**Items from a figure collection**:
######

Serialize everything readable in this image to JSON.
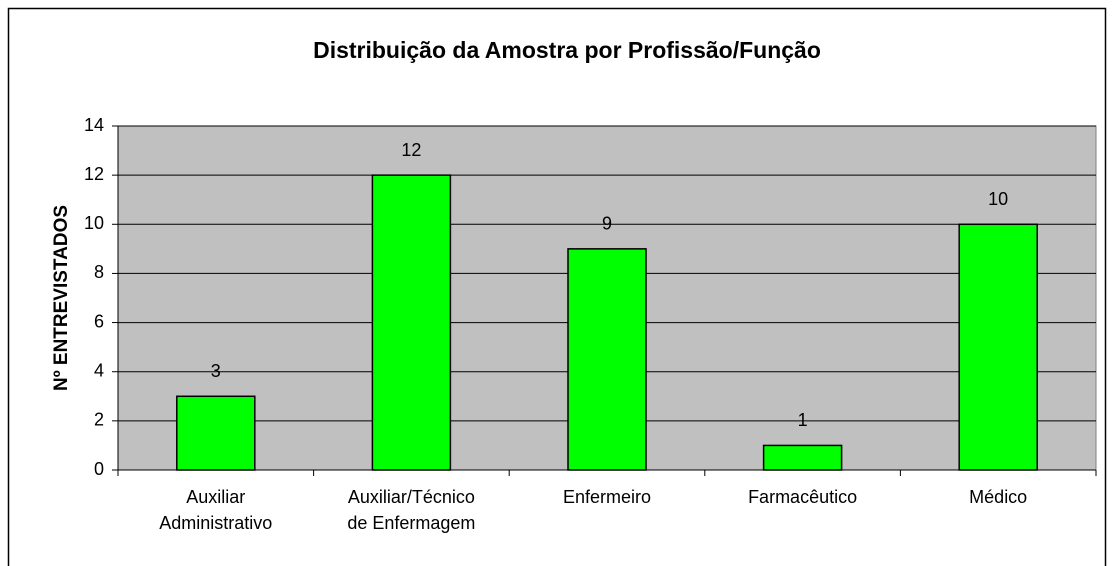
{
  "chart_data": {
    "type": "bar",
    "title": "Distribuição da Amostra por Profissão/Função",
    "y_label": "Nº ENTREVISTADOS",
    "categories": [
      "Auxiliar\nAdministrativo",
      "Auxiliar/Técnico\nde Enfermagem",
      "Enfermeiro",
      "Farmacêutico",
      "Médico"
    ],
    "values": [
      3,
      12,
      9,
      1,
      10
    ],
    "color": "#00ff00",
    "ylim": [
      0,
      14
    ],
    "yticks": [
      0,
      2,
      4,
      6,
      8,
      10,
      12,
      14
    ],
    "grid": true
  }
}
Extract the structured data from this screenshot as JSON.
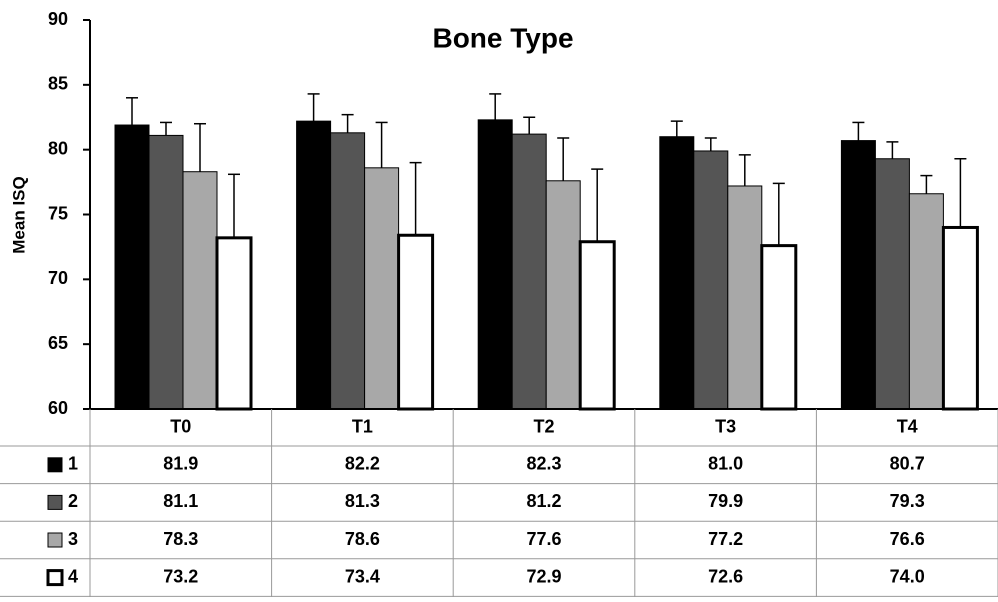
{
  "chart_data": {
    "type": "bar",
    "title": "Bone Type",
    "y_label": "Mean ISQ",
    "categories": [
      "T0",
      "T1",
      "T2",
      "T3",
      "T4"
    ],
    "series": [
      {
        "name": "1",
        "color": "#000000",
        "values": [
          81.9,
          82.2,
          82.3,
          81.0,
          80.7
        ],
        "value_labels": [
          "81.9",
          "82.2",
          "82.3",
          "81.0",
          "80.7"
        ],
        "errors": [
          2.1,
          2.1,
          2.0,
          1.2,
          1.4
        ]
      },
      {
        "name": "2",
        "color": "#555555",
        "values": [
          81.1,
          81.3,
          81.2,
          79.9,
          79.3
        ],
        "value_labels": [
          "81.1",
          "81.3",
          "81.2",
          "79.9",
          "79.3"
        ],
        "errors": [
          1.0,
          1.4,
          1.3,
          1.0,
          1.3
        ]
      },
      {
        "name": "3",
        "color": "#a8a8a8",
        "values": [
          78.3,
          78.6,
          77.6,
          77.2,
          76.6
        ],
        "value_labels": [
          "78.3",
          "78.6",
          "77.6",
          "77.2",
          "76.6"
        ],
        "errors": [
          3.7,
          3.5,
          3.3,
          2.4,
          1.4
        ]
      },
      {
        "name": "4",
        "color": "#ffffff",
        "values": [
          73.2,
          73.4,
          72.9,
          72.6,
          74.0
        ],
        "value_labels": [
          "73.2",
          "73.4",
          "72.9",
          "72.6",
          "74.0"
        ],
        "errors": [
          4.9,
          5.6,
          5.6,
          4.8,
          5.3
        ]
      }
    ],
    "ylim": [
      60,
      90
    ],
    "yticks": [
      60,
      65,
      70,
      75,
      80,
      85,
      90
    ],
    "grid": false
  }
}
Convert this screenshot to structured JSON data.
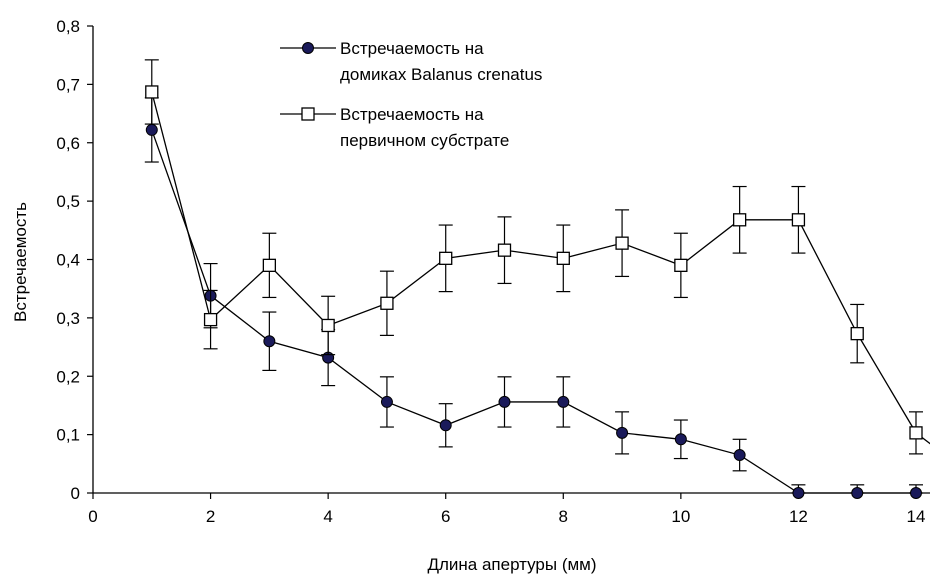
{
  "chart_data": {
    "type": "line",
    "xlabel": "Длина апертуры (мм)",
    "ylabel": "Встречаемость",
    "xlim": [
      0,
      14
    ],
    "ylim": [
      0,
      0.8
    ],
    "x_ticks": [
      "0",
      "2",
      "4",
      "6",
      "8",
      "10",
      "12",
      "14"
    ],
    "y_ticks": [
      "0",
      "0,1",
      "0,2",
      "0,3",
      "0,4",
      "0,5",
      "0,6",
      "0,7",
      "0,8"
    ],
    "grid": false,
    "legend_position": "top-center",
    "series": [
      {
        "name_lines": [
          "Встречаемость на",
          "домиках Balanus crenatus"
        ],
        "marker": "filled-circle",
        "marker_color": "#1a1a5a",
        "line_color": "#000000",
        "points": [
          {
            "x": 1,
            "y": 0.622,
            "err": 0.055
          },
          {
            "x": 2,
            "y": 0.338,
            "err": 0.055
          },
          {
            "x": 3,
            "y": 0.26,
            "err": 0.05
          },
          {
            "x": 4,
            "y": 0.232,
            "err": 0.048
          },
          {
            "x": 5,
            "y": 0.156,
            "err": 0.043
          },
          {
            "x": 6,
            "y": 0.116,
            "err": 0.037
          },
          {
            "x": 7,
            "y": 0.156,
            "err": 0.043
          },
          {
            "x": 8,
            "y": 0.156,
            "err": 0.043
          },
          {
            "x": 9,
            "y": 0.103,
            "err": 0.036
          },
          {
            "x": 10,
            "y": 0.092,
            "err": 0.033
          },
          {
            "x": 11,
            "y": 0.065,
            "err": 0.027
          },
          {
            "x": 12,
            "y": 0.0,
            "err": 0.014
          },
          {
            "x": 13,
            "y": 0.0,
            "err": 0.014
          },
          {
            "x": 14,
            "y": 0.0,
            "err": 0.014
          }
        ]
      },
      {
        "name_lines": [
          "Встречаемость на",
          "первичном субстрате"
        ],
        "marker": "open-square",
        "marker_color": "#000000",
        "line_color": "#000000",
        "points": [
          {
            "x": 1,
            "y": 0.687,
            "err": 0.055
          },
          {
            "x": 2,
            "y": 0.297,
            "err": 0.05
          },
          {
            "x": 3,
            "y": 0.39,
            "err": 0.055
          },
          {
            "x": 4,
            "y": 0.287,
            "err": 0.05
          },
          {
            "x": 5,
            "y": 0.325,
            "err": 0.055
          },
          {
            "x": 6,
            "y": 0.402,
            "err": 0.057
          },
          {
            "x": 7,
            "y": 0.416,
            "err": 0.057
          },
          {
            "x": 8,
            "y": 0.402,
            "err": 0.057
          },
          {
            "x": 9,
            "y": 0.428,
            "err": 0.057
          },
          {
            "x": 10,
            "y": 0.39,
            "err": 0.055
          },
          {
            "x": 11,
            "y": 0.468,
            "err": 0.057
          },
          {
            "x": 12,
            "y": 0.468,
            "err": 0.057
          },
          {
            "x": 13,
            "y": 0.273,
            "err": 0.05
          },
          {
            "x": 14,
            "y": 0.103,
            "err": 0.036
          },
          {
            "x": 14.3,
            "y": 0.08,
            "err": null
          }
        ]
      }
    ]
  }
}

######

**Challenge**:
Output all of the records exactly as they appear above, but not the pictures.

**Result of this task**:
Serialize everything readable in this image to JSON.
{
  "chart_data": {
    "type": "bar",
    "title": "Distribuição da Amostra por Profissão/Função",
    "y_label": "Nº ENTREVISTADOS",
    "categories": [
      "Auxiliar\nAdministrativo",
      "Auxiliar/Técnico\nde Enfermagem",
      "Enfermeiro",
      "Farmacêutico",
      "Médico"
    ],
    "values": [
      3,
      12,
      9,
      1,
      10
    ],
    "color": "#00ff00",
    "ylim": [
      0,
      14
    ],
    "yticks": [
      0,
      2,
      4,
      6,
      8,
      10,
      12,
      14
    ],
    "grid": true
  }
}
Extract the structured data from this screenshot as JSON.
{
  "chart_data": {
    "type": "bar",
    "title": "Bone Type",
    "y_label": "Mean ISQ",
    "categories": [
      "T0",
      "T1",
      "T2",
      "T3",
      "T4"
    ],
    "series": [
      {
        "name": "1",
        "color": "#000000",
        "values": [
          81.9,
          82.2,
          82.3,
          81.0,
          80.7
        ],
        "value_labels": [
          "81.9",
          "82.2",
          "82.3",
          "81.0",
          "80.7"
        ],
        "errors": [
          2.1,
          2.1,
          2.0,
          1.2,
          1.4
        ]
      },
      {
        "name": "2",
        "color": "#555555",
        "values": [
          81.1,
          81.3,
          81.2,
          79.9,
          79.3
        ],
        "value_labels": [
          "81.1",
          "81.3",
          "81.2",
          "79.9",
          "79.3"
        ],
        "errors": [
          1.0,
          1.4,
          1.3,
          1.0,
          1.3
        ]
      },
      {
        "name": "3",
        "color": "#a8a8a8",
        "values": [
          78.3,
          78.6,
          77.6,
          77.2,
          76.6
        ],
        "value_labels": [
          "78.3",
          "78.6",
          "77.6",
          "77.2",
          "76.6"
        ],
        "errors": [
          3.7,
          3.5,
          3.3,
          2.4,
          1.4
        ]
      },
      {
        "name": "4",
        "color": "#ffffff",
        "values": [
          73.2,
          73.4,
          72.9,
          72.6,
          74.0
        ],
        "value_labels": [
          "73.2",
          "73.4",
          "72.9",
          "72.6",
          "74.0"
        ],
        "errors": [
          4.9,
          5.6,
          5.6,
          4.8,
          5.3
        ]
      }
    ],
    "ylim": [
      60,
      90
    ],
    "yticks": [
      60,
      65,
      70,
      75,
      80,
      85,
      90
    ],
    "grid": false
  }
}
Convert this screenshot to structured JSON data.
{
  "chart_data": {
    "type": "line",
    "xlabel": "Длина апертуры (мм)",
    "ylabel": "Встречаемость",
    "xlim": [
      0,
      14
    ],
    "ylim": [
      0,
      0.8
    ],
    "x_ticks": [
      "0",
      "2",
      "4",
      "6",
      "8",
      "10",
      "12",
      "14"
    ],
    "y_ticks": [
      "0",
      "0,1",
      "0,2",
      "0,3",
      "0,4",
      "0,5",
      "0,6",
      "0,7",
      "0,8"
    ],
    "grid": false,
    "legend_position": "top-center",
    "series": [
      {
        "name_lines": [
          "Встречаемость на",
          "домиках Balanus crenatus"
        ],
        "marker": "filled-circle",
        "marker_color": "#1a1a5a",
        "line_color": "#000000",
        "points": [
          {
            "x": 1,
            "y": 0.622,
            "err": 0.055
          },
          {
            "x": 2,
            "y": 0.338,
            "err": 0.055
          },
          {
            "x": 3,
            "y": 0.26,
            "err": 0.05
          },
          {
            "x": 4,
            "y": 0.232,
            "err": 0.048
          },
          {
            "x": 5,
            "y": 0.156,
            "err": 0.043
          },
          {
            "x": 6,
            "y": 0.116,
            "err": 0.037
          },
          {
            "x": 7,
            "y": 0.156,
            "err": 0.043
          },
          {
            "x": 8,
            "y": 0.156,
            "err": 0.043
          },
          {
            "x": 9,
            "y": 0.103,
            "err": 0.036
          },
          {
            "x": 10,
            "y": 0.092,
            "err": 0.033
          },
          {
            "x": 11,
            "y": 0.065,
            "err": 0.027
          },
          {
            "x": 12,
            "y": 0.0,
            "err": 0.014
          },
          {
            "x": 13,
            "y": 0.0,
            "err": 0.014
          },
          {
            "x": 14,
            "y": 0.0,
            "err": 0.014
          }
        ]
      },
      {
        "name_lines": [
          "Встречаемость на",
          "первичном субстрате"
        ],
        "marker": "open-square",
        "marker_color": "#000000",
        "line_color": "#000000",
        "points": [
          {
            "x": 1,
            "y": 0.687,
            "err": 0.055
          },
          {
            "x": 2,
            "y": 0.297,
            "err": 0.05
          },
          {
            "x": 3,
            "y": 0.39,
            "err": 0.055
          },
          {
            "x": 4,
            "y": 0.287,
            "err": 0.05
          },
          {
            "x": 5,
            "y": 0.325,
            "err": 0.055
          },
          {
            "x": 6,
            "y": 0.402,
            "err": 0.057
          },
          {
            "x": 7,
            "y": 0.416,
            "err": 0.057
          },
          {
            "x": 8,
            "y": 0.402,
            "err": 0.057
          },
          {
            "x": 9,
            "y": 0.428,
            "err": 0.057
          },
          {
            "x": 10,
            "y": 0.39,
            "err": 0.055
          },
          {
            "x": 11,
            "y": 0.468,
            "err": 0.057
          },
          {
            "x": 12,
            "y": 0.468,
            "err": 0.057
          },
          {
            "x": 13,
            "y": 0.273,
            "err": 0.05
          },
          {
            "x": 14,
            "y": 0.103,
            "err": 0.036
          },
          {
            "x": 14.3,
            "y": 0.08,
            "err": null
          }
        ]
      }
    ]
  }
}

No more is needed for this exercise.